↓↓↓
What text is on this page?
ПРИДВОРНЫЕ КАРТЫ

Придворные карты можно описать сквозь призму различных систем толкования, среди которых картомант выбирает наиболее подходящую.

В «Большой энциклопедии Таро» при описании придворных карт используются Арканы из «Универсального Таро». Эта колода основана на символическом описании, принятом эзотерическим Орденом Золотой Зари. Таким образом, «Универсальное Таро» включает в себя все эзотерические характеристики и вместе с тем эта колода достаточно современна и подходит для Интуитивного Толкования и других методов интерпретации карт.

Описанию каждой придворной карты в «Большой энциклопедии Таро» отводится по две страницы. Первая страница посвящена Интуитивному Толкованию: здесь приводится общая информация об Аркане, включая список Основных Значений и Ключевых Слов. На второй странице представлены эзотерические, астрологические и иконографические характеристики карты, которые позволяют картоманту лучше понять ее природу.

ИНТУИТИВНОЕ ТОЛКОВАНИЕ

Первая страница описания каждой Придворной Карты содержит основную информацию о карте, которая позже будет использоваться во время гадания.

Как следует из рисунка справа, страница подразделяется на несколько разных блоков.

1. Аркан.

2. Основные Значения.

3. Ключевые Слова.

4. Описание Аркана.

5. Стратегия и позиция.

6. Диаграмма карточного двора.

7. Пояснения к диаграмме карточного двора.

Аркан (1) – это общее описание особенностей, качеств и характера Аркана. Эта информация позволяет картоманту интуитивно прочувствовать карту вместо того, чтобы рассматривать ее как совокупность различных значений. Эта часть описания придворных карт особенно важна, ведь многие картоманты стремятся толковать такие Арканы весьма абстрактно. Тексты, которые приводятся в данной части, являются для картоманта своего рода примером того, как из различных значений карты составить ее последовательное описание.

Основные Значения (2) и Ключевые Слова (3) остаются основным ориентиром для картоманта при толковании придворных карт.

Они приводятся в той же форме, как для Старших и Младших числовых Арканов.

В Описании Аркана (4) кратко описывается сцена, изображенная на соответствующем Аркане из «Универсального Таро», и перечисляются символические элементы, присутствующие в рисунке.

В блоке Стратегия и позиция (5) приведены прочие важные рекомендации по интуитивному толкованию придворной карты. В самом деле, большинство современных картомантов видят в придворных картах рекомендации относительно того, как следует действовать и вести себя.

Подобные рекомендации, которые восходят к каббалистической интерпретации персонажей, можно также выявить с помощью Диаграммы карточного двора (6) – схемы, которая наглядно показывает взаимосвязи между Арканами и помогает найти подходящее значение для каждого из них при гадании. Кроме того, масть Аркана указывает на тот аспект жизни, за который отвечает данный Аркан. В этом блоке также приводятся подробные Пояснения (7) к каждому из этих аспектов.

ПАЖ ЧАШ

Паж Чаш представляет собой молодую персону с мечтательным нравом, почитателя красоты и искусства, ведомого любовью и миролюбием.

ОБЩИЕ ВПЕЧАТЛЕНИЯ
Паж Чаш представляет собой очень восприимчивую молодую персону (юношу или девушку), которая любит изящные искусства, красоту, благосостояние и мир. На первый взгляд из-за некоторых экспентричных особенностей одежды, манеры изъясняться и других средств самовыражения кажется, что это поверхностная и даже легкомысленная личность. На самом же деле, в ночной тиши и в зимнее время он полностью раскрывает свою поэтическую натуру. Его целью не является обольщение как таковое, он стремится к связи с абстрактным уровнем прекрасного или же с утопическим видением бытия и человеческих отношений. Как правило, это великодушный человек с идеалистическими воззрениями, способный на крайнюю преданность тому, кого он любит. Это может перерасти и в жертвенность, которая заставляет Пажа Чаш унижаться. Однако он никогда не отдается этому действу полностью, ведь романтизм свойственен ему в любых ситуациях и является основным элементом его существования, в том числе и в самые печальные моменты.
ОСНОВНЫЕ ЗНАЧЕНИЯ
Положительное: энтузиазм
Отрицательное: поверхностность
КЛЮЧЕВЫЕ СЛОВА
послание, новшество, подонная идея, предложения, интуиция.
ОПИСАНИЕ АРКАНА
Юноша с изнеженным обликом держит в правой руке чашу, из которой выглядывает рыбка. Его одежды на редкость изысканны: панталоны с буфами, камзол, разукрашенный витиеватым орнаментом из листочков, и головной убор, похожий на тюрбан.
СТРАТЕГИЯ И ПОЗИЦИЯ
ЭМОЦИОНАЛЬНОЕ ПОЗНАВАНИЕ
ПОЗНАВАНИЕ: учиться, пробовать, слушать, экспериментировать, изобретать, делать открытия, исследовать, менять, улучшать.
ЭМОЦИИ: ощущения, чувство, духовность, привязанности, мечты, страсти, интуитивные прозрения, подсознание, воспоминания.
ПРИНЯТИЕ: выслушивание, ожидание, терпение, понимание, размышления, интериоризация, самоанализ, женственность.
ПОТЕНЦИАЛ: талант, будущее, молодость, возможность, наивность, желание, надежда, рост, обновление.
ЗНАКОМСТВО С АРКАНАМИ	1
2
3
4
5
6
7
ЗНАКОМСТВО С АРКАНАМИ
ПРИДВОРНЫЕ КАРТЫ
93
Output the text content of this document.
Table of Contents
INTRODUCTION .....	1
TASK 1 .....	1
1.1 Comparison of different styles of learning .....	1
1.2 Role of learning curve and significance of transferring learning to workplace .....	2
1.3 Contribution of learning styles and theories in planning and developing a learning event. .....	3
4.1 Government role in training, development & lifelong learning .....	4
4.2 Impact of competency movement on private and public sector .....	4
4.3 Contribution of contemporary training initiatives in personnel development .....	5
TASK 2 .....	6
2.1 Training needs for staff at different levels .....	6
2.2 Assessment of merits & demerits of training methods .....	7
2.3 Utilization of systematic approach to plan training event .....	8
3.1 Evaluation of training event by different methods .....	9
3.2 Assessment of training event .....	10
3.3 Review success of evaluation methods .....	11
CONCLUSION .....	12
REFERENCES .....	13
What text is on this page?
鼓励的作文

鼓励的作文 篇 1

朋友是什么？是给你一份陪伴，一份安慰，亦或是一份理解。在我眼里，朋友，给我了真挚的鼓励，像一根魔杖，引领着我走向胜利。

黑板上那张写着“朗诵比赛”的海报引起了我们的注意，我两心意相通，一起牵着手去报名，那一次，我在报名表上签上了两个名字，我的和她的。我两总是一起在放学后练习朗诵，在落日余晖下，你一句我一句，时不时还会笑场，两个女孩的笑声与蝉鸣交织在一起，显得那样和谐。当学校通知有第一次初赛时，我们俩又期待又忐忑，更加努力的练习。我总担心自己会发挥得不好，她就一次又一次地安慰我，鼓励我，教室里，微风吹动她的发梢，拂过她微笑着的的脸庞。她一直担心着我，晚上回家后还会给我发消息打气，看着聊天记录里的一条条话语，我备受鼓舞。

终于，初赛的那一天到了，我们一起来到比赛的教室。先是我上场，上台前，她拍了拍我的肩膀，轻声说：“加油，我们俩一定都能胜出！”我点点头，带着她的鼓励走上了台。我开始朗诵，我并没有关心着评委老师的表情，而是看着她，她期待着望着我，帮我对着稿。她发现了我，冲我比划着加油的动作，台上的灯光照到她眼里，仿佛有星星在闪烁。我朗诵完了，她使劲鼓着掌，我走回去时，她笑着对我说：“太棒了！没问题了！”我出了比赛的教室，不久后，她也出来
↑↑↑
Set down all of the data above, word for word.

> [Exercise output]
What text is on this page?
ПРИДВОРНЫЕ КАРТЫ

Придворные карты можно описать сквозь призму различных систем толкования, среди которых картомант выбирает наиболее подходящую.

В «Большой энциклопедии Таро» при описании придворных карт используются Арканы из «Универсального Таро». Эта колода основана на символическом описании, принятом эзотерическим Орденом Золотой Зари. Таким образом, «Универсальное Таро» включает в себя все эзотерические характеристики и вместе с тем эта колода достаточно современна и подходит для Интуитивного Толкования и других методов интерпретации карт.

Описанию каждой придворной карты в «Большой энциклопедии Таро» отводится по две страницы. Первая страница посвящена Интуитивному Толкованию: здесь приводится общая информация об Аркане, включая список Основных Значений и Ключевых Слов. На второй странице представлены эзотерические, астрологические и иконографические характеристики карты, которые позволяют картоманту лучше понять ее природу.

ИНТУИТИВНОЕ ТОЛКОВАНИЕ

Первая страница описания каждой Придворной Карты содержит основную информацию о карте, которая позже будет использоваться во время гадания.

Как следует из рисунка справа, страница подразделяется на несколько разных блоков.

1. Аркан.

2. Основные Значения.

3. Ключевые Слова.

4. Описание Аркана.

5. Стратегия и позиция.

6. Диаграмма карточного двора.

7. Пояснения к диаграмме карточного двора.

Аркан (1) – это общее описание особенностей, качеств и характера Аркана. Эта информация позволяет картоманту интуитивно прочувствовать карту вместо того, чтобы рассматривать ее как совокупность различных значений. Эта часть описания придворных карт особенно важна, ведь многие картоманты стремятся толковать такие Арканы весьма абстрактно. Тексты, которые приводятся в данной части, являются для картоманта своего рода примером того, как из различных значений карты составить ее последовательное описание.

Основные Значения (2) и Ключевые Слова (3) остаются основным ориентиром для картоманта при толковании придворных карт.

Они приводятся в той же форме, как для Старших и Младших числовых Арканов.

В Описании Аркана (4) кратко описывается сцена, изображенная на соответствующем Аркане из «Универсального Таро», и перечисляются символические элементы, присутствующие в рисунке.

В блоке Стратегия и позиция (5) приведены прочие важные рекомендации по интуитивному толкованию придворной карты. В самом деле, большинство современных картомантов видят в придворных картах рекомендации относительно того, как следует действовать и вести себя.

Подобные рекомендации, которые восходят к каббалистической интерпретации персонажей, можно также выявить с помощью Диаграммы карточного двора (6) – схемы, которая наглядно показывает взаимосвязи между Арканами и помогает найти подходящее значение для каждого из них при гадании. Кроме того, масть Аркана указывает на тот аспект жизни, за который отвечает данный Аркан. В этом блоке также приводятся подробные Пояснения (7) к каждому из этих аспектов.

ПАЖ ЧАШ

Паж Чаш представляет собой молодую персону с мечтательным нравом, почитателя красоты и искусства, ведомого любовью и миролюбием.

ОБЩИЕ ВПЕЧАТЛЕНИЯ
Паж Чаш представляет собой очень восприимчивую молодую персону (юношу или девушку), которая любит изящные искусства, красоту, благосостояние и мир. На первый взгляд из-за некоторых экспентричных особенностей одежды, манеры изъясняться и других средств самовыражения кажется, что это поверхностная и даже легкомысленная личность. На самом же деле, в ночной тиши и в зимнее время он полностью раскрывает свою поэтическую натуру. Его целью не является обольщение как таковое, он стремится к связи с абстрактным уровнем прекрасного или же с утопическим видением бытия и человеческих отношений. Как правило, это великодушный человек с идеалистическими воззрениями, способный на крайнюю преданность тому, кого он любит. Это может перерасти и в жертвенность, которая заставляет Пажа Чаш унижаться. Однако он никогда не отдается этому действу полностью, ведь романтизм свойственен ему в любых ситуациях и является основным элементом его существования, в том числе и в самые печальные моменты.
ОСНОВНЫЕ ЗНАЧЕНИЯ
Положительное: энтузиазм
Отрицательное: поверхностность
КЛЮЧЕВЫЕ СЛОВА
послание, новшество, подонная идея, предложения, интуиция.
ОПИСАНИЕ АРКАНА
Юноша с изнеженным обликом держит в правой руке чашу, из которой выглядывает рыбка. Его одежды на редкость изысканны: панталоны с буфами, камзол, разукрашенный витиеватым орнаментом из листочков, и головной убор, похожий на тюрбан.
СТРАТЕГИЯ И ПОЗИЦИЯ
ЭМОЦИОНАЛЬНОЕ ПОЗНАВАНИЕ
ПОЗНАВАНИЕ: учиться, пробовать, слушать, экспериментировать, изобретать, делать открытия, исследовать, менять, улучшать.
ЭМОЦИИ: ощущения, чувство, духовность, привязанности, мечты, страсти, интуитивные прозрения, подсознание, воспоминания.
ПРИНЯТИЕ: выслушивание, ожидание, терпение, понимание, размышления, интериоризация, самоанализ, женственность.
ПОТЕНЦИАЛ: талант, будущее, молодость, возможность, наивность, желание, надежда, рост, обновление.
ЗНАКОМСТВО С АРКАНАМИ	1
2
3
4
5
6
7
ЗНАКОМСТВО С АРКАНАМИ
ПРИДВОРНЫЕ КАРТЫ
93
Output the text content of this document.
Table of Contents
INTRODUCTION .....	1
TASK 1 .....	1
1.1 Comparison of different styles of learning .....	1
1.2 Role of learning curve and significance of transferring learning to workplace .....	2
1.3 Contribution of learning styles and theories in planning and developing a learning event. .....	3
4.1 Government role in training, development & lifelong learning .....	4
4.2 Impact of competency movement on private and public sector .....	4
4.3 Contribution of contemporary training initiatives in personnel development .....	5
TASK 2 .....	6
2.1 Training needs for staff at different levels .....	6
2.2 Assessment of merits & demerits of training methods .....	7
2.3 Utilization of systematic approach to plan training event .....	8
3.1 Evaluation of training event by different methods .....	9
3.2 Assessment of training event .....	10
3.3 Review success of evaluation methods .....	11
CONCLUSION .....	12
REFERENCES .....	13
What text is on this page?
鼓励的作文

鼓励的作文 篇 1

朋友是什么？是给你一份陪伴，一份安慰，亦或是一份理解。在我眼里，朋友，给我了真挚的鼓励，像一根魔杖，引领着我走向胜利。

黑板上那张写着“朗诵比赛”的海报引起了我们的注意，我两心意相通，一起牵着手去报名，那一次，我在报名表上签上了两个名字，我的和她的。我两总是一起在放学后练习朗诵，在落日余晖下，你一句我一句，时不时还会笑场，两个女孩的笑声与蝉鸣交织在一起，显得那样和谐。当学校通知有第一次初赛时，我们俩又期待又忐忑，更加努力的练习。我总担心自己会发挥得不好，她就一次又一次地安慰我，鼓励我，教室里，微风吹动她的发梢，拂过她微笑着的的脸庞。她一直担心着我，晚上回家后还会给我发消息打气，看着聊天记录里的一条条话语，我备受鼓舞。

终于，初赛的那一天到了，我们一起来到比赛的教室。先是我上场，上台前，她拍了拍我的肩膀，轻声说：“加油，我们俩一定都能胜出！”我点点头，带着她的鼓励走上了台。我开始朗诵，我并没有关心着评委老师的表情，而是看着她，她期待着望着我，帮我对着稿。她发现了我，冲我比划着加油的动作，台上的灯光照到她眼里，仿佛有星星在闪烁。我朗诵完了，她使劲鼓着掌，我走回去时，她笑着对我说：“太棒了！没问题了！”我出了比赛的教室，不久后，她也出来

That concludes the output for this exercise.